* **INSTRUCTIONS TO FOLLOW**
Look for "text" in the listing below. Gather each line that contains it.

* **DATASET CONTENT**
* Begin *

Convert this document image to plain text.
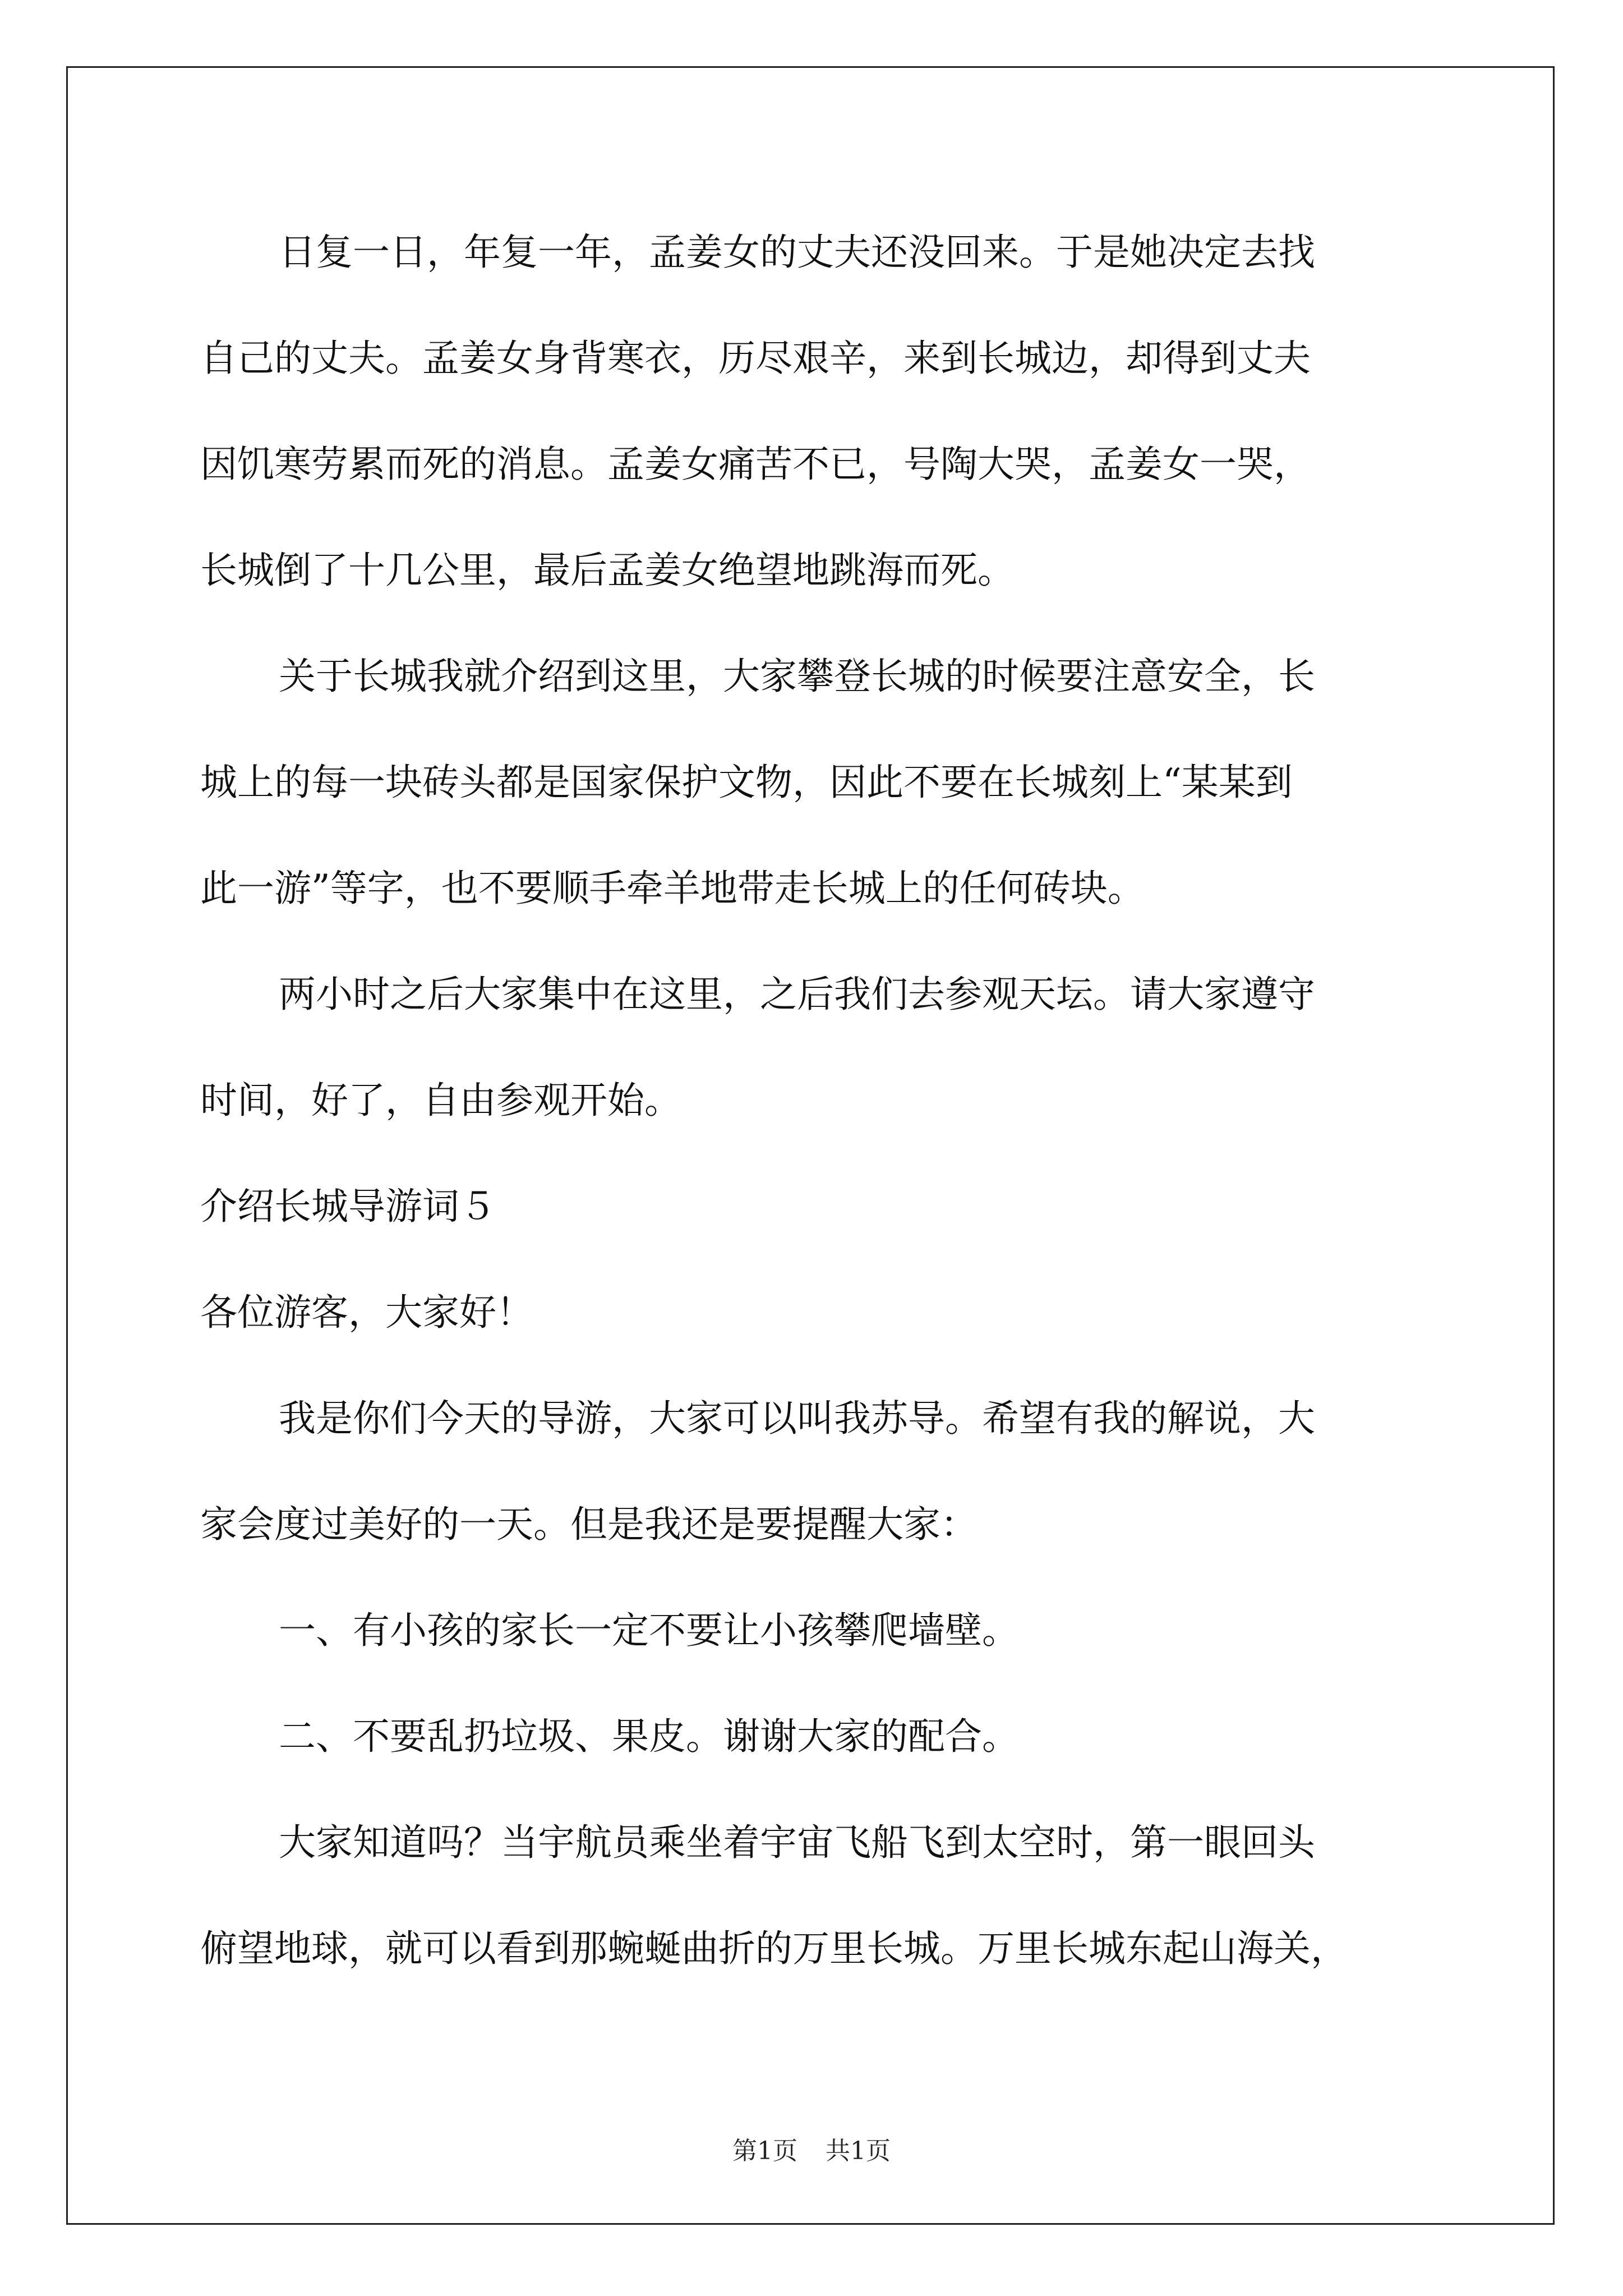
日复一日，年复一年，孟姜女的丈夫还没回来。于是她决定去找
自己的丈夫。孟姜女身背寒衣，历尽艰辛，来到长城边，却得到丈夫
因饥寒劳累而死的消息。孟姜女痛苦不已，号陶大哭，孟姜女一哭，
长城倒了十几公里，最后孟姜女绝望地跳海而死。
关于长城我就介绍到这里，大家攀登长城的时候要注意安全，长
城上的每一块砖头都是国家保护文物，因此不要在长城刻上“某某到
此一游”等字，也不要顺手牵羊地带走长城上的任何砖块。
两小时之后大家集中在这里，之后我们去参观天坛。请大家遵守
时间，好了，自由参观开始。
介绍长城导游词５
各位游客，大家好！
我是你们今天的导游，大家可以叫我苏导。希望有我的解说，大
家会度过美好的一天。但是我还是要提醒大家：
一、有小孩的家长一定不要让小孩攀爬墙壁。
二、不要乱扔垃圾、果皮。谢谢大家的配合。
大家知道吗？当宇航员乘坐着宇宙飞船飞到太空时，第一眼回头
俯望地球，就可以看到那蜿蜒曲折的万里长城。万里长城东起山海关，
第1页 共1页
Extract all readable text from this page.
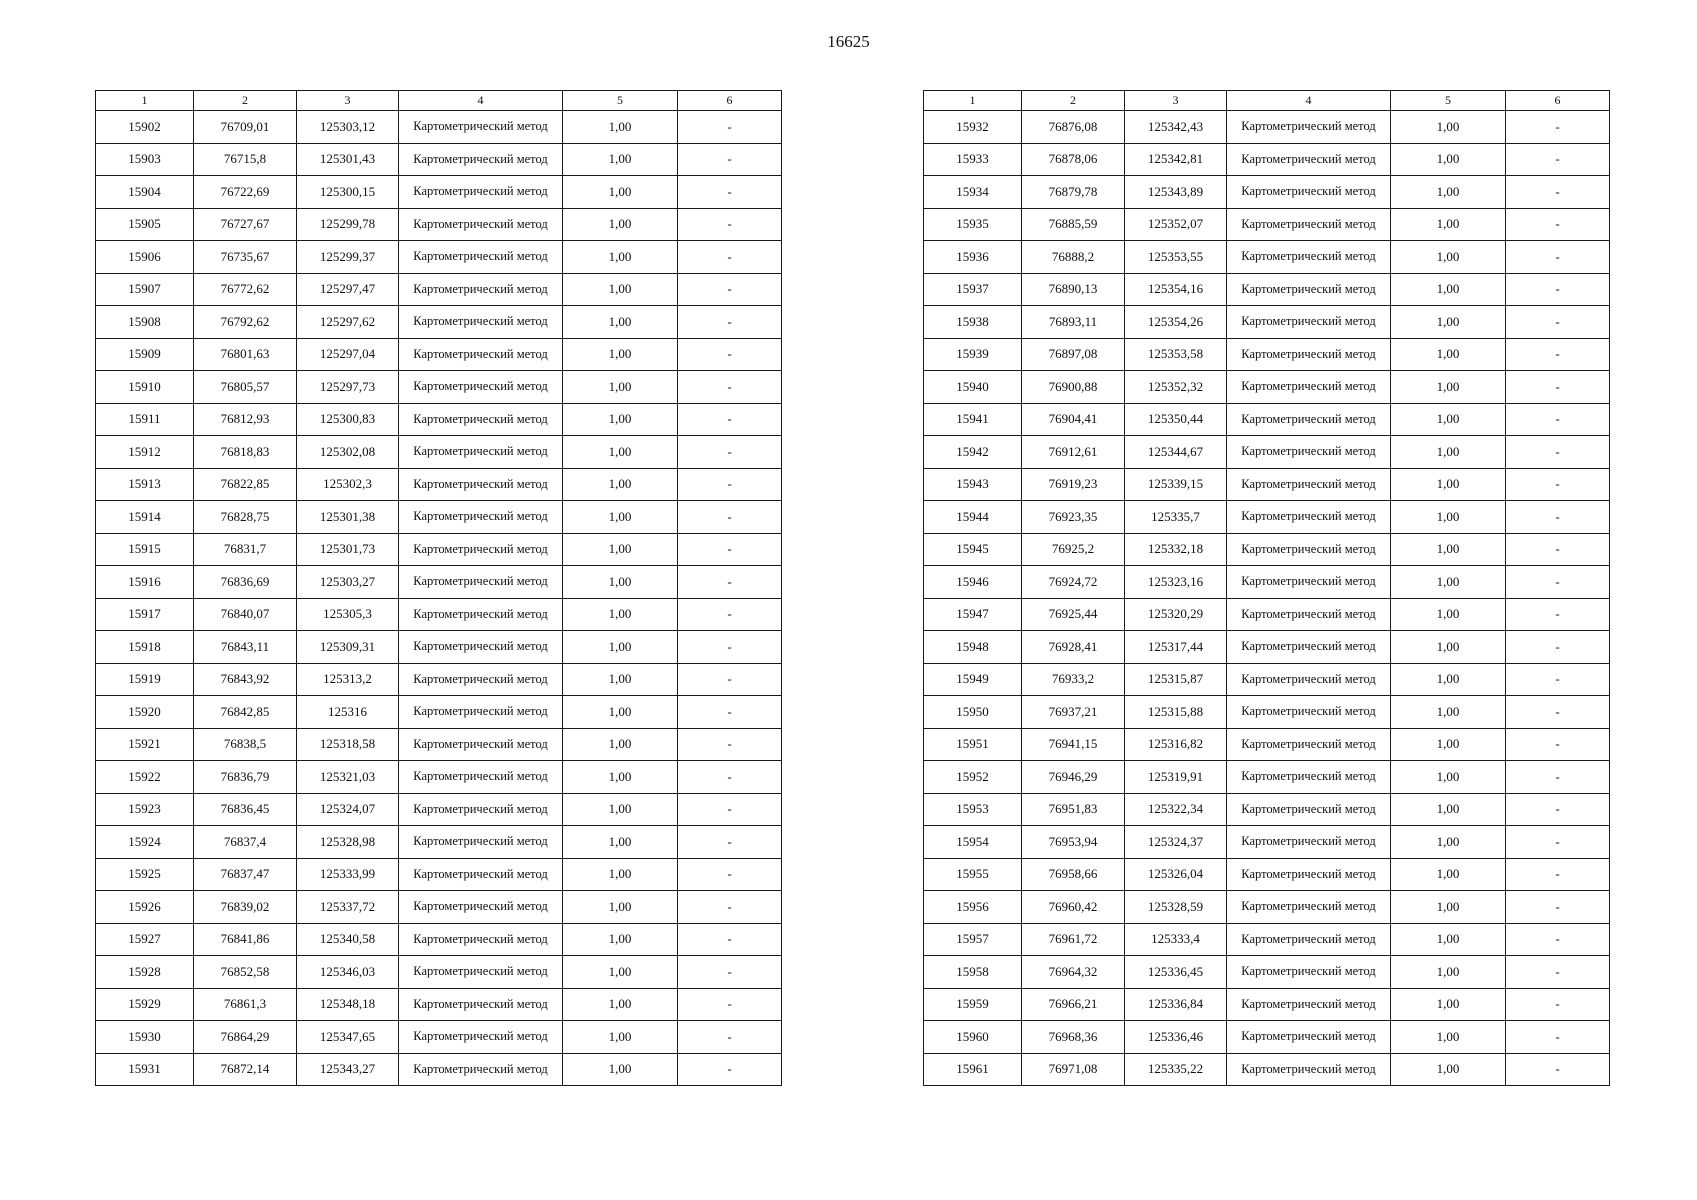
16625
1	2	3	4	5	6
15902	76709,01	125303,12	Картометрический метод	1,00	-
15903	76715,8	125301,43	Картометрический метод	1,00	-
15904	76722,69	125300,15	Картометрический метод	1,00	-
15905	76727,67	125299,78	Картометрический метод	1,00	-
15906	76735,67	125299,37	Картометрический метод	1,00	-
15907	76772,62	125297,47	Картометрический метод	1,00	-
15908	76792,62	125297,62	Картометрический метод	1,00	-
15909	76801,63	125297,04	Картометрический метод	1,00	-
15910	76805,57	125297,73	Картометрический метод	1,00	-
15911	76812,93	125300,83	Картометрический метод	1,00	-
15912	76818,83	125302,08	Картометрический метод	1,00	-
15913	76822,85	125302,3	Картометрический метод	1,00	-
15914	76828,75	125301,38	Картометрический метод	1,00	-
15915	76831,7	125301,73	Картометрический метод	1,00	-
15916	76836,69	125303,27	Картометрический метод	1,00	-
15917	76840,07	125305,3	Картометрический метод	1,00	-
15918	76843,11	125309,31	Картометрический метод	1,00	-
15919	76843,92	125313,2	Картометрический метод	1,00	-
15920	76842,85	125316	Картометрический метод	1,00	-
15921	76838,5	125318,58	Картометрический метод	1,00	-
15922	76836,79	125321,03	Картометрический метод	1,00	-
15923	76836,45	125324,07	Картометрический метод	1,00	-
15924	76837,4	125328,98	Картометрический метод	1,00	-
15925	76837,47	125333,99	Картометрический метод	1,00	-
15926	76839,02	125337,72	Картометрический метод	1,00	-
15927	76841,86	125340,58	Картометрический метод	1,00	-
15928	76852,58	125346,03	Картометрический метод	1,00	-
15929	76861,3	125348,18	Картометрический метод	1,00	-
15930	76864,29	125347,65	Картометрический метод	1,00	-
15931	76872,14	125343,27	Картометрический метод	1,00	-
1	2	3	4	5	6
15932	76876,08	125342,43	Картометрический метод	1,00	-
15933	76878,06	125342,81	Картометрический метод	1,00	-
15934	76879,78	125343,89	Картометрический метод	1,00	-
15935	76885,59	125352,07	Картометрический метод	1,00	-
15936	76888,2	125353,55	Картометрический метод	1,00	-
15937	76890,13	125354,16	Картометрический метод	1,00	-
15938	76893,11	125354,26	Картометрический метод	1,00	-
15939	76897,08	125353,58	Картометрический метод	1,00	-
15940	76900,88	125352,32	Картометрический метод	1,00	-
15941	76904,41	125350,44	Картометрический метод	1,00	-
15942	76912,61	125344,67	Картометрический метод	1,00	-
15943	76919,23	125339,15	Картометрический метод	1,00	-
15944	76923,35	125335,7	Картометрический метод	1,00	-
15945	76925,2	125332,18	Картометрический метод	1,00	-
15946	76924,72	125323,16	Картометрический метод	1,00	-
15947	76925,44	125320,29	Картометрический метод	1,00	-
15948	76928,41	125317,44	Картометрический метод	1,00	-
15949	76933,2	125315,87	Картометрический метод	1,00	-
15950	76937,21	125315,88	Картометрический метод	1,00	-
15951	76941,15	125316,82	Картометрический метод	1,00	-
15952	76946,29	125319,91	Картометрический метод	1,00	-
15953	76951,83	125322,34	Картометрический метод	1,00	-
15954	76953,94	125324,37	Картометрический метод	1,00	-
15955	76958,66	125326,04	Картометрический метод	1,00	-
15956	76960,42	125328,59	Картометрический метод	1,00	-
15957	76961,72	125333,4	Картометрический метод	1,00	-
15958	76964,32	125336,45	Картометрический метод	1,00	-
15959	76966,21	125336,84	Картометрический метод	1,00	-
15960	76968,36	125336,46	Картометрический метод	1,00	-
15961	76971,08	125335,22	Картометрический метод	1,00	-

* End *

* **FINISHED EXERCISE**
Convert this document image to plain text.
Extract all readable text from this page.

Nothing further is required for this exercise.